## To do
Repeat exactly the lines below, from the line containing "Give me the" through the last line, both included. Leave out any pictures.

## Available data
+-------+

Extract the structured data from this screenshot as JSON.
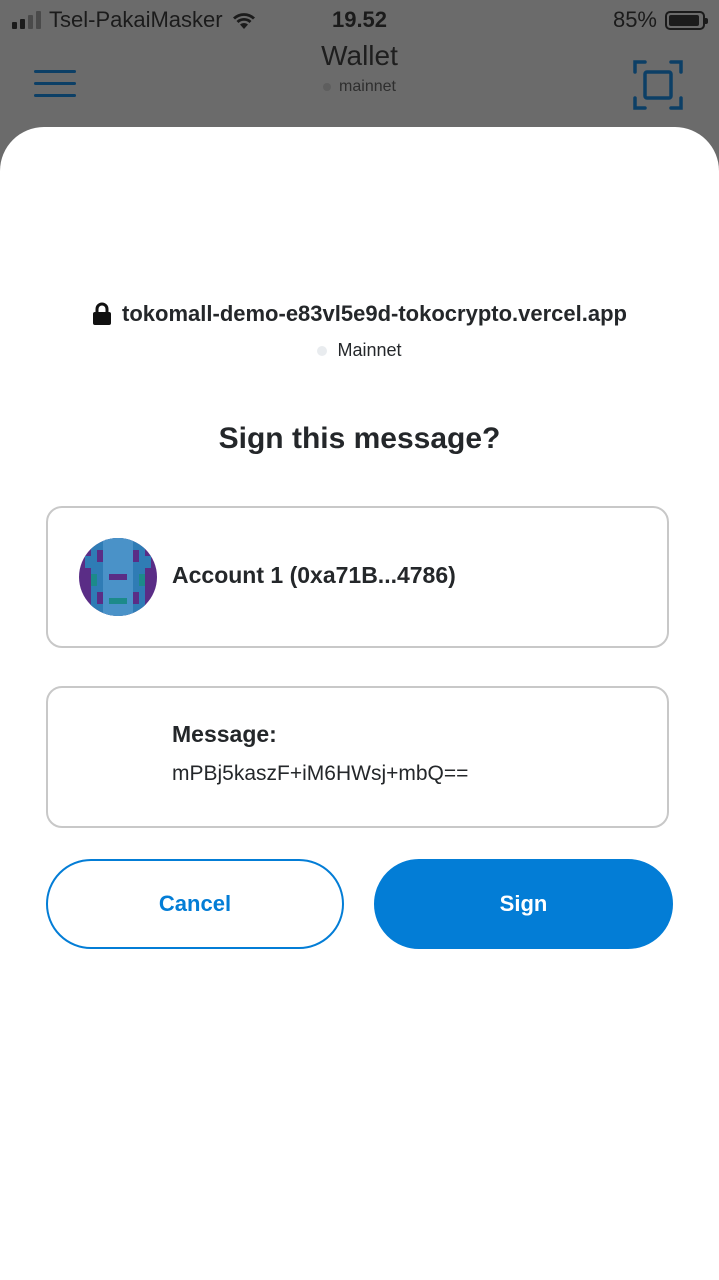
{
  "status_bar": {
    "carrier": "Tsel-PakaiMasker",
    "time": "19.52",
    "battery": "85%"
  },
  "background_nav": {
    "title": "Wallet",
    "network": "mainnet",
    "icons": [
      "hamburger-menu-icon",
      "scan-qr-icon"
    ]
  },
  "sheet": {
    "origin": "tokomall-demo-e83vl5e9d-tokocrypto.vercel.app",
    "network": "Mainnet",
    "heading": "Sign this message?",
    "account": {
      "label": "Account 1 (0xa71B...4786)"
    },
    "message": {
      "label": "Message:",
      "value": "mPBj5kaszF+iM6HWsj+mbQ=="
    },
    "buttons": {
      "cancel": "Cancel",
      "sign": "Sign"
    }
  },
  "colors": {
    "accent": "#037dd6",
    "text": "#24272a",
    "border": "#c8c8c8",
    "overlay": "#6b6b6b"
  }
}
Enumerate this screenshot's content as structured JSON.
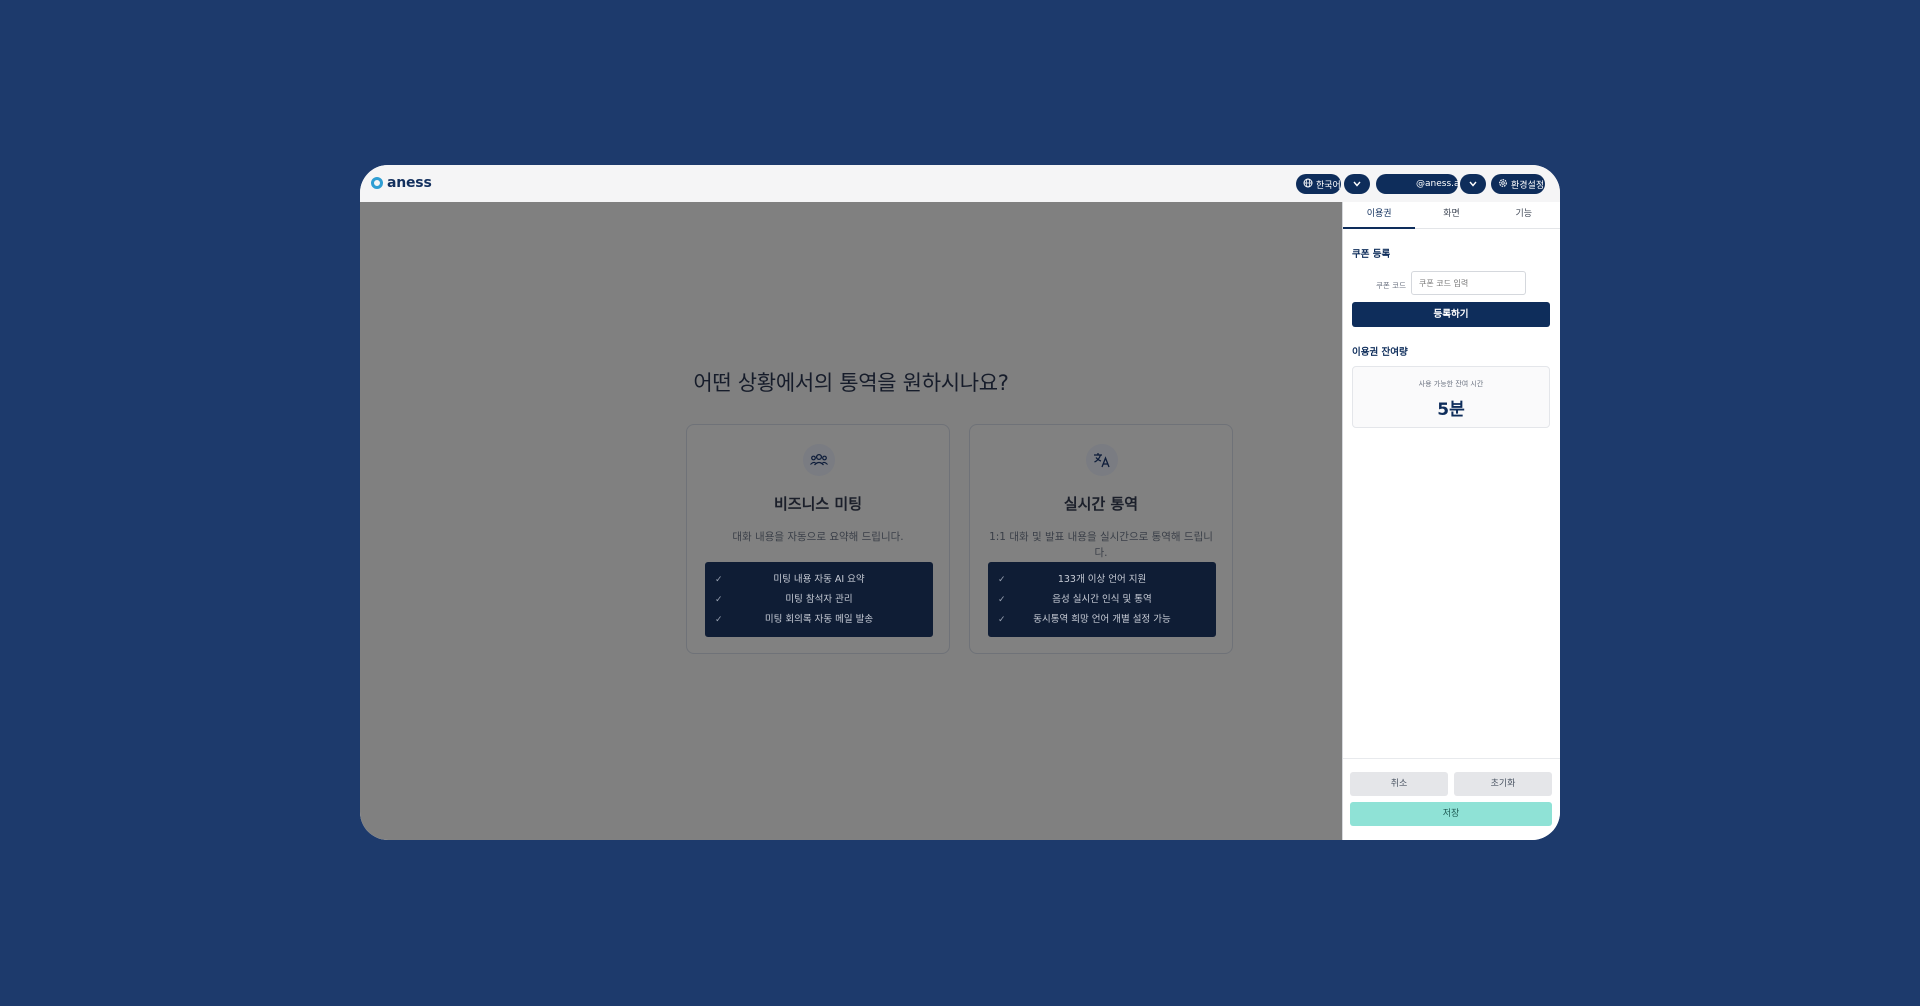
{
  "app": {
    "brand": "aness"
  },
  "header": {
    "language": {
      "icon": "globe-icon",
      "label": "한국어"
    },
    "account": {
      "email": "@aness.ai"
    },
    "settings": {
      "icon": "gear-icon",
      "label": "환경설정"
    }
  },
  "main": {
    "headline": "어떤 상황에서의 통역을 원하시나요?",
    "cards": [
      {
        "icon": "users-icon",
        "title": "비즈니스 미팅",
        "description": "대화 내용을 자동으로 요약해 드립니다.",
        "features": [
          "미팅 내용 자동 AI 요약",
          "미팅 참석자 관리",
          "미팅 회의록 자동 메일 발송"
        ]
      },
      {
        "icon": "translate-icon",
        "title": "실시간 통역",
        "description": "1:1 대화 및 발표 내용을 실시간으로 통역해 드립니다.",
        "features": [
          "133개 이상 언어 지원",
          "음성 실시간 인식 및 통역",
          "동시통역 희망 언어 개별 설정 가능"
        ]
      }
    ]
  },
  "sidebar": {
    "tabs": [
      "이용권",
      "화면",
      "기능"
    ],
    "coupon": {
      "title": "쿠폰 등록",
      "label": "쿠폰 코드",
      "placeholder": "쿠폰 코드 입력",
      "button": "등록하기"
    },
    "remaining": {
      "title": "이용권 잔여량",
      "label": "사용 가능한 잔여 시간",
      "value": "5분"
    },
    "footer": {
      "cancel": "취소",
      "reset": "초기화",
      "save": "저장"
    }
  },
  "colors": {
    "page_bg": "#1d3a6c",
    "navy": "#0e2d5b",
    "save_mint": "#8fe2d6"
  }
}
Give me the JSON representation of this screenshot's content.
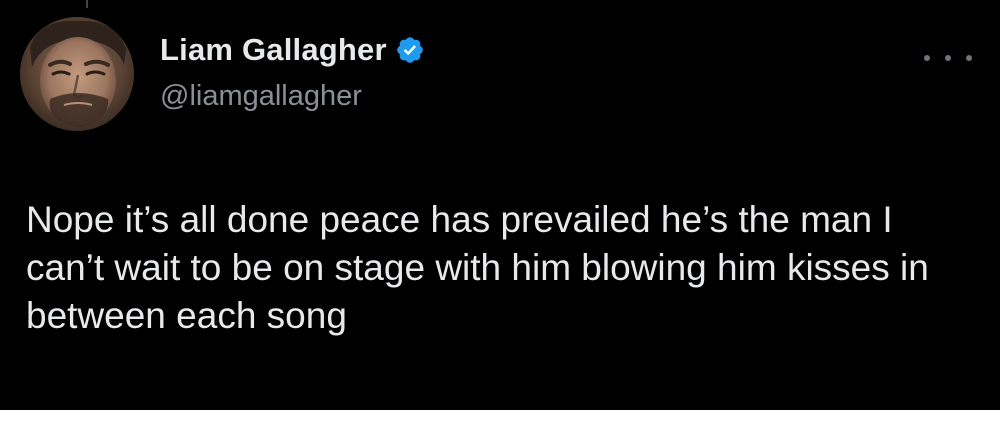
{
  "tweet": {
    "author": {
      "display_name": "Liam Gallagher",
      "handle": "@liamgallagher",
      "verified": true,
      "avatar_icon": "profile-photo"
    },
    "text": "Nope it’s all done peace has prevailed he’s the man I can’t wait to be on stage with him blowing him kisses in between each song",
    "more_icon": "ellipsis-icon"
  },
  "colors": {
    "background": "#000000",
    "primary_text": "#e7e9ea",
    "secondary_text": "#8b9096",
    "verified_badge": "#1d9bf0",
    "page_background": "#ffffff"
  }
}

+-------+

## Result below
Give me the JSON representation of this screenshot's content.
{
  "tweet": {
    "author": {
      "display_name": "Liam Gallagher",
      "handle": "@liamgallagher",
      "verified": true,
      "avatar_icon": "profile-photo"
    },
    "text": "Nope it’s all done peace has prevailed he’s the man I can’t wait to be on stage with him blowing him kisses in between each song",
    "more_icon": "ellipsis-icon"
  },
  "colors": {
    "background": "#000000",
    "primary_text": "#e7e9ea",
    "secondary_text": "#8b9096",
    "verified_badge": "#1d9bf0",
    "page_background": "#ffffff"
  }
}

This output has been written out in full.